## [Extract]
Softforks and hardforks are usually defined in terms of block validity (BIP99): 
making valid blocks invalid is a softfork, making invalid blocks valid is a 
hardfork, and SFs are usually considered as less disruptive as it is considered 
to be “opt-in”. However, as shown below this technical definition could be very 
misleading. Here I’m trying to redefine the terminology in terms of software 
upgrade necessity and difficulty.

Softforks are defined as consensus rule changes that non-upgraded software will 
be able to function exactly as usual, as if the rule changes have never happened

Hardforks are defined as consensus rule changes that non-upgraded software will 
cease to function or be severely handicapped

SFs and HFs under this definitions is a continuum, which I call it 
“hardfork-ness”. A pure softfork has no hardfork-ness.

*Mining node

Under this definitions, for miners, any trivial consensus rule changes is 
somewhat a hardfork, as miners can’t reliably use non-upgraded software to 
create blocks. However, there is still 3 levels of “hardfork-ness”, for example:

1. Those with lower hardfork-ness would be the SFs that miners do not need to 
upgrade their software at all. Instead, the minimum requirement is to setup a 
boarder node with latest rules to make sure they won’t mine on top of an 
invalid block. Examples include CSV and Segwit

2. Some SFs have higher hardfork-ness, for example BIP65 and BIP66. The minimum 
actions needed include setting up a boarder node and change the block version. 
BIP34 has even higher hardfork-ness as more actions are needed to follow the 
new consensus.

3. Anything else, ranging from simple HFs like BIP102 to complete HFs like 
spoonnet, or soft-hardfork like forcenet, have the highest hardfork-ness. In 
these cases, boarder nodes are completely useless. Miners have to upgrade their 
servers in order to stay with the consensus.

*Non-mining full node

Similarly, in terms of non-mining full node, as the main function is to 
fully-validate all applicable rules on the network, any consensus change is a 
hardfork for this particular function. However, a technical SF would have much 
lower hardfork-ness than a HF, as a border node is everything needed in a SF. 
Just consider a company has some difficult-to-upgrade software that depends on 
Bitcoin Core 0.8. Using a 0.13.1+ boarder node will make sure they will always 
follow the latest rules. In case of a HF, they have no choice but to upgrade 
the backend system.

So we may use the costs of running a boarder node to further define the 
hardfork-ness of SFs, and it comes to the additional resources needed:

1. Things like BIP34, 65, 66, and CSV involves trivial resources use so they 
have lowest hardfork-ness.

2. Segwit is higher because of increased block size.

3. Extension block has very high hardfork-ness as people may not have enough 
resources to run a boarder node.

* Fully validating wallets

In terms of the wallet function in full node, without considering the issues of 
validation, the hardfork-ness could be ranked as below:

1. BIP34, 65, 66, CSV, segwit all have no hardfork-ness for wallets.

## [Provided material]
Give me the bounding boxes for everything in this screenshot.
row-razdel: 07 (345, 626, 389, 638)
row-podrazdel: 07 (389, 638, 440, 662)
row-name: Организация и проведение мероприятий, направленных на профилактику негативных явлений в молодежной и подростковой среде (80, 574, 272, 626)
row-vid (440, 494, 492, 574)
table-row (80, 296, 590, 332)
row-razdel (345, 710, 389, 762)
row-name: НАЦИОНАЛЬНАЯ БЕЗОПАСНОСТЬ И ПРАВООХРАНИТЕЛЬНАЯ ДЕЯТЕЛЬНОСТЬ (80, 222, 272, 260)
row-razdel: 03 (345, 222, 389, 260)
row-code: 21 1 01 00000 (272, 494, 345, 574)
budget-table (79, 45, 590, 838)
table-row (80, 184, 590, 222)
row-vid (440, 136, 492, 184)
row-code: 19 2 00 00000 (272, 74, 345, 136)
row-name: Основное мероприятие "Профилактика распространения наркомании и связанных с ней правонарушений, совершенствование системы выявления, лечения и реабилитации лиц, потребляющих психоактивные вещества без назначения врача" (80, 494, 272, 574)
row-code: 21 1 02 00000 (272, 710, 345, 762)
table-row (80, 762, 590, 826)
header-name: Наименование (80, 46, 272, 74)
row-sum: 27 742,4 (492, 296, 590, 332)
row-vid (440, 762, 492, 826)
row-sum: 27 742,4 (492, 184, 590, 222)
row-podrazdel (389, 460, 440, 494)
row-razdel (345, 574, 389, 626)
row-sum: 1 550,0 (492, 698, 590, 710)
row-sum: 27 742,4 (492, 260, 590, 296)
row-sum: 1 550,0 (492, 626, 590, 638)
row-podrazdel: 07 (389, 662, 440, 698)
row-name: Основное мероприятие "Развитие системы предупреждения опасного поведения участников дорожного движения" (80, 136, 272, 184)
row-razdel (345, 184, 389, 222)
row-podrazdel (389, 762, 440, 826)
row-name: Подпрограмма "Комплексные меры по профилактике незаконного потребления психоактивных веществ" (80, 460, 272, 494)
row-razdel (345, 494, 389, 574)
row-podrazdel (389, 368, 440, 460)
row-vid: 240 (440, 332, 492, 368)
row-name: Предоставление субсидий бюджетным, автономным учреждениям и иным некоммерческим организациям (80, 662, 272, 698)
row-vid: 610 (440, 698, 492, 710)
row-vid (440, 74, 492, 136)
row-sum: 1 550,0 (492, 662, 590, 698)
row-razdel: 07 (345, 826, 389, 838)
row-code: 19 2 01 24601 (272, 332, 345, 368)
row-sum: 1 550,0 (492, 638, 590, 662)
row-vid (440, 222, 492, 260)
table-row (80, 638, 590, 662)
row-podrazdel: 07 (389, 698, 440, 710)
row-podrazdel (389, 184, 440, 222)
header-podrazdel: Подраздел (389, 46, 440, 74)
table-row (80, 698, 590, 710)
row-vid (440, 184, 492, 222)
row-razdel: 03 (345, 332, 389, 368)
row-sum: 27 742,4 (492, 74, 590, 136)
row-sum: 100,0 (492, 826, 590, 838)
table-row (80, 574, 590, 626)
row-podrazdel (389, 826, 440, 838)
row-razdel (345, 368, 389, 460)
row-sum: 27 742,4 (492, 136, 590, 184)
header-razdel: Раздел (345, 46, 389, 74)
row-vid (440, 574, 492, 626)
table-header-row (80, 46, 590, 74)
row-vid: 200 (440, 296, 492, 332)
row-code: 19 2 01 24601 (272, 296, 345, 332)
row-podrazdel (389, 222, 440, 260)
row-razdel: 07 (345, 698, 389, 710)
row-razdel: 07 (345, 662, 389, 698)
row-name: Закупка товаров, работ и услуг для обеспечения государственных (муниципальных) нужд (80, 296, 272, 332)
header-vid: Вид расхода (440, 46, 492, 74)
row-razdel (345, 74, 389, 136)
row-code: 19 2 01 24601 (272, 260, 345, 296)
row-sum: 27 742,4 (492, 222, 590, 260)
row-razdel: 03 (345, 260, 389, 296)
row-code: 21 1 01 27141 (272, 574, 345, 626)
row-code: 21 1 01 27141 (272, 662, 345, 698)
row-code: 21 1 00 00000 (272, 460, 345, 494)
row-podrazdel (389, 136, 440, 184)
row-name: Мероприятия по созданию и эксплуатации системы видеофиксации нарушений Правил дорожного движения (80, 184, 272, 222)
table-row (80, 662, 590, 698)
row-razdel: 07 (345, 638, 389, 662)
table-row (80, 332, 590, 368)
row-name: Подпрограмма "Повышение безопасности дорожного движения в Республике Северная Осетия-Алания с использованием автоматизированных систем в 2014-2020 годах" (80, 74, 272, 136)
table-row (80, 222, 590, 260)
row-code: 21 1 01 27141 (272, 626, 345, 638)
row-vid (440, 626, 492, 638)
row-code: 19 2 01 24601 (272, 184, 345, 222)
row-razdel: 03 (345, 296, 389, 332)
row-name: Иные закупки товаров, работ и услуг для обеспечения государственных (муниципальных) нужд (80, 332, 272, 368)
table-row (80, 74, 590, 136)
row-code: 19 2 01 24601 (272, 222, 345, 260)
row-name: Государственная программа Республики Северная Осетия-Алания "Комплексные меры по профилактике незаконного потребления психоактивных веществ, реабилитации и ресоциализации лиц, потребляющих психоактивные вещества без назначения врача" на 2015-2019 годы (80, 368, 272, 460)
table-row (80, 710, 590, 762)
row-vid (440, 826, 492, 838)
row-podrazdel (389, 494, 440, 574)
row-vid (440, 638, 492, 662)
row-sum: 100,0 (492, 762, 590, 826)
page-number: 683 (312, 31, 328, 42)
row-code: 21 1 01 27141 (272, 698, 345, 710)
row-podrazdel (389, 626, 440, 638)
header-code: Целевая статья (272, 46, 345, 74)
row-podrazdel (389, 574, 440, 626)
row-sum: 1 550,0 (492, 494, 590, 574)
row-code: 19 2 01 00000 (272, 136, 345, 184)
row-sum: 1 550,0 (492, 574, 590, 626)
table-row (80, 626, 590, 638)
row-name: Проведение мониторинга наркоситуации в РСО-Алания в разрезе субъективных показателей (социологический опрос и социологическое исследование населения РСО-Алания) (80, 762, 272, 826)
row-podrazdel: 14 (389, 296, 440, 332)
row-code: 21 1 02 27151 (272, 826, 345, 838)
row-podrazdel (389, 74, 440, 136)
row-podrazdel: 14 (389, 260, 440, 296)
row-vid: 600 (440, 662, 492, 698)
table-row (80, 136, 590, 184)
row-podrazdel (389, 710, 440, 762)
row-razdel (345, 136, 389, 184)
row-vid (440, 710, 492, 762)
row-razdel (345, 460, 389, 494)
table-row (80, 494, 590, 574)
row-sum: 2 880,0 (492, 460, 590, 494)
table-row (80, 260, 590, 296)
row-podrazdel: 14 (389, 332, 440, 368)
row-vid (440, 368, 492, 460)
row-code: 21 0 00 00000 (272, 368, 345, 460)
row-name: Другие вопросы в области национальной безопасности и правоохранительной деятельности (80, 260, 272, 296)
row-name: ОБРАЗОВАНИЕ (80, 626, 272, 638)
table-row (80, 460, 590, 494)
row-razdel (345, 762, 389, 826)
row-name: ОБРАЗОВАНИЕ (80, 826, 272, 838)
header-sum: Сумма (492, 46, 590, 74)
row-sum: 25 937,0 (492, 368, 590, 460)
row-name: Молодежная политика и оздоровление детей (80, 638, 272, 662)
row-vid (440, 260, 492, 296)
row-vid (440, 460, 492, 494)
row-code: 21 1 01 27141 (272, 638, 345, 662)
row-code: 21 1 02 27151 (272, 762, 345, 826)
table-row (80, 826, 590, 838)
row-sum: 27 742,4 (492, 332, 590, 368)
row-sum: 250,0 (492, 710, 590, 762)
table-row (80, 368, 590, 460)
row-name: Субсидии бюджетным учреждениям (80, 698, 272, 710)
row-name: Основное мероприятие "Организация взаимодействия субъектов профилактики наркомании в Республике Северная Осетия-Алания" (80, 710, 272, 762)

* * *

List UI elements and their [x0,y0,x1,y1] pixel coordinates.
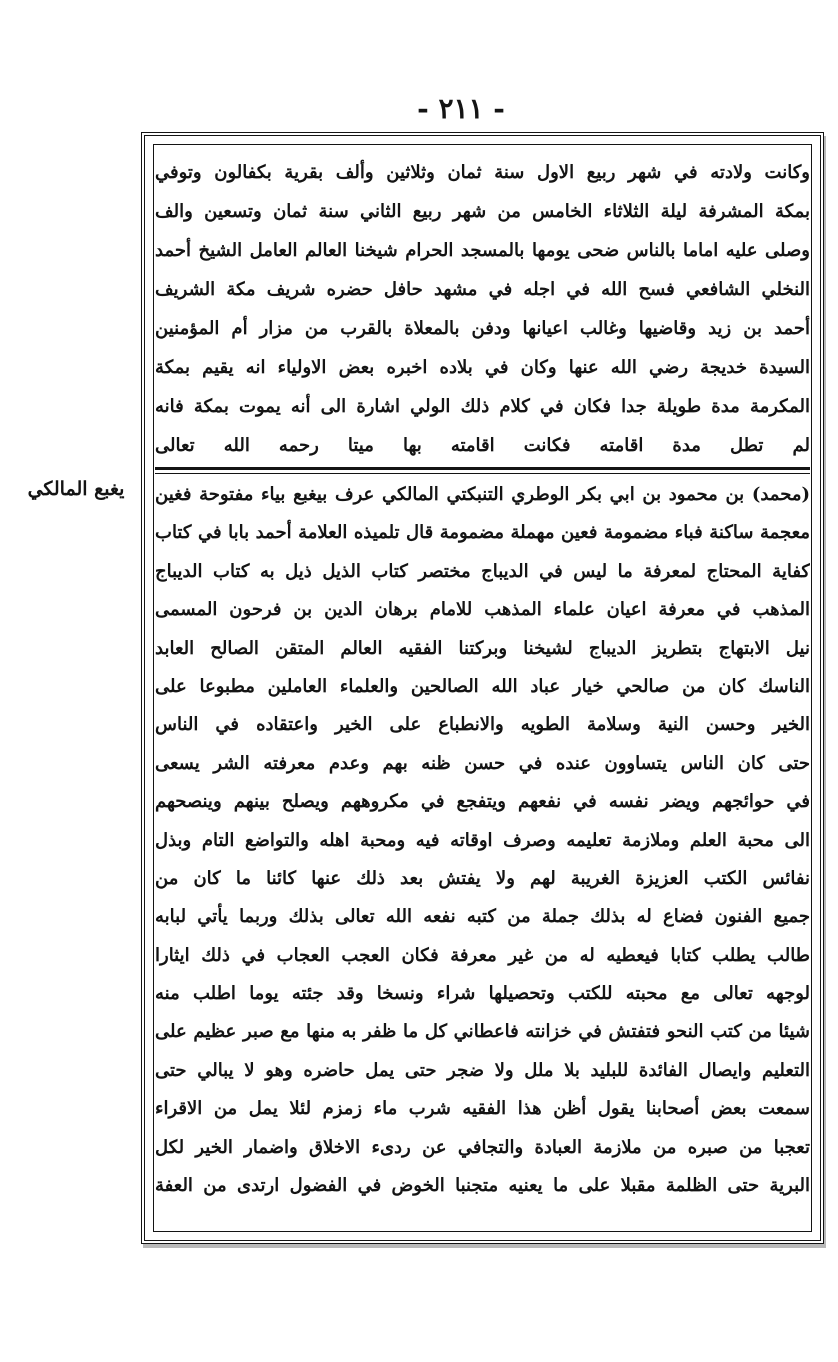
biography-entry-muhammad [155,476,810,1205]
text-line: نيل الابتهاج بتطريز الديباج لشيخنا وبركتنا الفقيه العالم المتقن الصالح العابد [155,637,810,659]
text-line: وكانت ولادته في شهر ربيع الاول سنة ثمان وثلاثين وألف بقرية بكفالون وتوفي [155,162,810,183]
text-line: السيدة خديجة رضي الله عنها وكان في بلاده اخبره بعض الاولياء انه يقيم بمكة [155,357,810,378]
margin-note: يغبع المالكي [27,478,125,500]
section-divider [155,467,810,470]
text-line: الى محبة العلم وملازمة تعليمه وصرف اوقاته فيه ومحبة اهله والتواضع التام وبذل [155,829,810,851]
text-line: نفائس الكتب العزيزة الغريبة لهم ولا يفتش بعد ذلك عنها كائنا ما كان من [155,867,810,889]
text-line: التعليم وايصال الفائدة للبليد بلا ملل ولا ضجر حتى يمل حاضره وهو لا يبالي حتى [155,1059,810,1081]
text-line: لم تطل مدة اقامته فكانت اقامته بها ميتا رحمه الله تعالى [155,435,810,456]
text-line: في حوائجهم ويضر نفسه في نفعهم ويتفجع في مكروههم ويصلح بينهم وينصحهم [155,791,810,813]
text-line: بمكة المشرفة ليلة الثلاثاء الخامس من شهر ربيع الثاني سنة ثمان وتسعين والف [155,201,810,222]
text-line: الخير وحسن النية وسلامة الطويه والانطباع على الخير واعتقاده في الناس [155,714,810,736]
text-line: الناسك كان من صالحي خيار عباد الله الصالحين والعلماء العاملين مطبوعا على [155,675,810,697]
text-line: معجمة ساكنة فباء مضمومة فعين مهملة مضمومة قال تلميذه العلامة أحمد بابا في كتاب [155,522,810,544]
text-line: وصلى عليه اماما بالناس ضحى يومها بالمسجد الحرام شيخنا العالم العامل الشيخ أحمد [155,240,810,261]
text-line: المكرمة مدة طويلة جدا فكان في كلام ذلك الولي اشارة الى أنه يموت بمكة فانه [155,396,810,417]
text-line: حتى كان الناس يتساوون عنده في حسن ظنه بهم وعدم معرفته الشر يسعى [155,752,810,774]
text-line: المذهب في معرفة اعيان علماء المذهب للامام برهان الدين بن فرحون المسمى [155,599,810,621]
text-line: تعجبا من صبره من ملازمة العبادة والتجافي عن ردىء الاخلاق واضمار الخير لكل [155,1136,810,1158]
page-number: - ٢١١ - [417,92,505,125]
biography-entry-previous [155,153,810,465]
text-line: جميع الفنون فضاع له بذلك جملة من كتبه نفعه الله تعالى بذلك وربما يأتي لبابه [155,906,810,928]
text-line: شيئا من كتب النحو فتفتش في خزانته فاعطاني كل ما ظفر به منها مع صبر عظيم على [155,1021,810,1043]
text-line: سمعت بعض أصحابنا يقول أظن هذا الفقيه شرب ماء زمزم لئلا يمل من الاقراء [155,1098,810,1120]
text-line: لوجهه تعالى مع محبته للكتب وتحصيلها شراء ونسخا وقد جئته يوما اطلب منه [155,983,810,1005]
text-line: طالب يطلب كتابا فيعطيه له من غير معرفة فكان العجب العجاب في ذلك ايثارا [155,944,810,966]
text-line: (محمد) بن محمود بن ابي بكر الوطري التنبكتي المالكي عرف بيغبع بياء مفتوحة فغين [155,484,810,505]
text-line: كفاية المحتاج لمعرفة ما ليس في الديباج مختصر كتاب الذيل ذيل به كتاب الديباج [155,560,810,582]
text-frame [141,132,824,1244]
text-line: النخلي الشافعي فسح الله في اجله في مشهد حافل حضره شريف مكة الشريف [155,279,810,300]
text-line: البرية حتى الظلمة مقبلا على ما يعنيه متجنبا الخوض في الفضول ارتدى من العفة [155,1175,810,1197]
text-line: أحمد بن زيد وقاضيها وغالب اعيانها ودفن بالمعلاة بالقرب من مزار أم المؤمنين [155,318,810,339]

==

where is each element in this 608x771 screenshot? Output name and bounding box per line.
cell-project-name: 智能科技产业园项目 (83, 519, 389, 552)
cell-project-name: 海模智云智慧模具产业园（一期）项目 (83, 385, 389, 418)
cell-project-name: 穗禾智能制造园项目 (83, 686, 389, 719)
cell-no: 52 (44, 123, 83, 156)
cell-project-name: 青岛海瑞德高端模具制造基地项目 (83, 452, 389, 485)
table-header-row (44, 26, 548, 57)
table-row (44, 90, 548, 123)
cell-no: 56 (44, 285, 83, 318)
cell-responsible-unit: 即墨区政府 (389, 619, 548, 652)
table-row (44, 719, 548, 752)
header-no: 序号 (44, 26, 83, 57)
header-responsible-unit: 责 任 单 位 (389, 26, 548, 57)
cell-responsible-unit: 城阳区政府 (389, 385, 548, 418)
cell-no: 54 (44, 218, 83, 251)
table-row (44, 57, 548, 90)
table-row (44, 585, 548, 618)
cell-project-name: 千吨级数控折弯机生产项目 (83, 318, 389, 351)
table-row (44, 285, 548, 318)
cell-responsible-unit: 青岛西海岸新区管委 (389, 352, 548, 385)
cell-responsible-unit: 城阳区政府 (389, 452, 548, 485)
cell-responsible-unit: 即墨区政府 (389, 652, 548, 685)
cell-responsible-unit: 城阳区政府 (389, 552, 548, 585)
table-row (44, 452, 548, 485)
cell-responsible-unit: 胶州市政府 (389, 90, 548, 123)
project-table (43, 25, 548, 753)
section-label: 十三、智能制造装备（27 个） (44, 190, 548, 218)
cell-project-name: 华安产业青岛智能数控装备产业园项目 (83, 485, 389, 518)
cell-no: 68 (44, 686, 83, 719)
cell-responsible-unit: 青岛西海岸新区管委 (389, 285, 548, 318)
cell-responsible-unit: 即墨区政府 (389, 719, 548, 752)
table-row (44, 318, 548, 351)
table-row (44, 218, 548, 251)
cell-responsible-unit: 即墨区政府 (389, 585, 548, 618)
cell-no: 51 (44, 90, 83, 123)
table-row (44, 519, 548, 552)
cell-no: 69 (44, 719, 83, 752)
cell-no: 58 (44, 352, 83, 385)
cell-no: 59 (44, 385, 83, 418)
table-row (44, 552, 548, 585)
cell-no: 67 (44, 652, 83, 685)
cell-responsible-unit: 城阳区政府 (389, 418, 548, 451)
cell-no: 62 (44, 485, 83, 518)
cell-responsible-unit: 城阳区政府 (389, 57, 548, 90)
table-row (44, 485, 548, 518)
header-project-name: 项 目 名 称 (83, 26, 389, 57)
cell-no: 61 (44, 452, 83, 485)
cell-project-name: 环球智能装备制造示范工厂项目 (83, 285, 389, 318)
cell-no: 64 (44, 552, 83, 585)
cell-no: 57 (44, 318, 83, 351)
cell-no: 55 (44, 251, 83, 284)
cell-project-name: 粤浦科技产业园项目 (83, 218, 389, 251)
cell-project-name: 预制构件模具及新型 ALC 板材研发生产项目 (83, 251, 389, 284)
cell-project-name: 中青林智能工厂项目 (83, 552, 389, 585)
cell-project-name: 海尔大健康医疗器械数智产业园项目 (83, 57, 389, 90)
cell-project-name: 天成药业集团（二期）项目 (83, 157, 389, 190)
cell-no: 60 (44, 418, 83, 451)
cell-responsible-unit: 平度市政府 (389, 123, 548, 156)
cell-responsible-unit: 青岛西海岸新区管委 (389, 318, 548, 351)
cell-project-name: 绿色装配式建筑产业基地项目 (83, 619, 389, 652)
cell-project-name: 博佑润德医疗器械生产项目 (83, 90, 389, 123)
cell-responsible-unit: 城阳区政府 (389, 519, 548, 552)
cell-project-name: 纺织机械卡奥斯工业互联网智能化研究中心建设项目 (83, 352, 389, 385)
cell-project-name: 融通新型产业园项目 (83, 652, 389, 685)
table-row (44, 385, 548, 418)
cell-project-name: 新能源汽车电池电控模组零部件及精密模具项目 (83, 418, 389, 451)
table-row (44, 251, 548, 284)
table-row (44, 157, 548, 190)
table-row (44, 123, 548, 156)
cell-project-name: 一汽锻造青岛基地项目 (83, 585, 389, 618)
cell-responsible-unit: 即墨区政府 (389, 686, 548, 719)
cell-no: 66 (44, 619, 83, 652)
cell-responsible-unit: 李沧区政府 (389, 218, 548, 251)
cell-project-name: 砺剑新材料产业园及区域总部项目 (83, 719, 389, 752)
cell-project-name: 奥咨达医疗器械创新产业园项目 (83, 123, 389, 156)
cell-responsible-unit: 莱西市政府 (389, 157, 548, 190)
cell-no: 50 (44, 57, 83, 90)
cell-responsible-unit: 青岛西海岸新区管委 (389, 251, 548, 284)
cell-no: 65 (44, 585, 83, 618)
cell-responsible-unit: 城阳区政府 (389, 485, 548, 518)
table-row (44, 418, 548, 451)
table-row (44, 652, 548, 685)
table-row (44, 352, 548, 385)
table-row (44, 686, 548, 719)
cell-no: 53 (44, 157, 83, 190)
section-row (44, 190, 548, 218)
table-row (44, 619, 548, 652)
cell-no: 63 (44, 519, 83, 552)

## [Aim]
Answer these about the hardfork-ness text above:
(a) For miners, which two softforks are named as needing only a border node with the latest rules?
(b) Why does Segwit rank higher than BIP34, 65, 66 and CSV in the cost of running a border node?
(c) Which version of Bitcoin Core does the company in the example depend on?

## [Solution]
(a) CSV and Segwit.
(b) Because of increased block size.
(c) Bitcoin Core 0.8.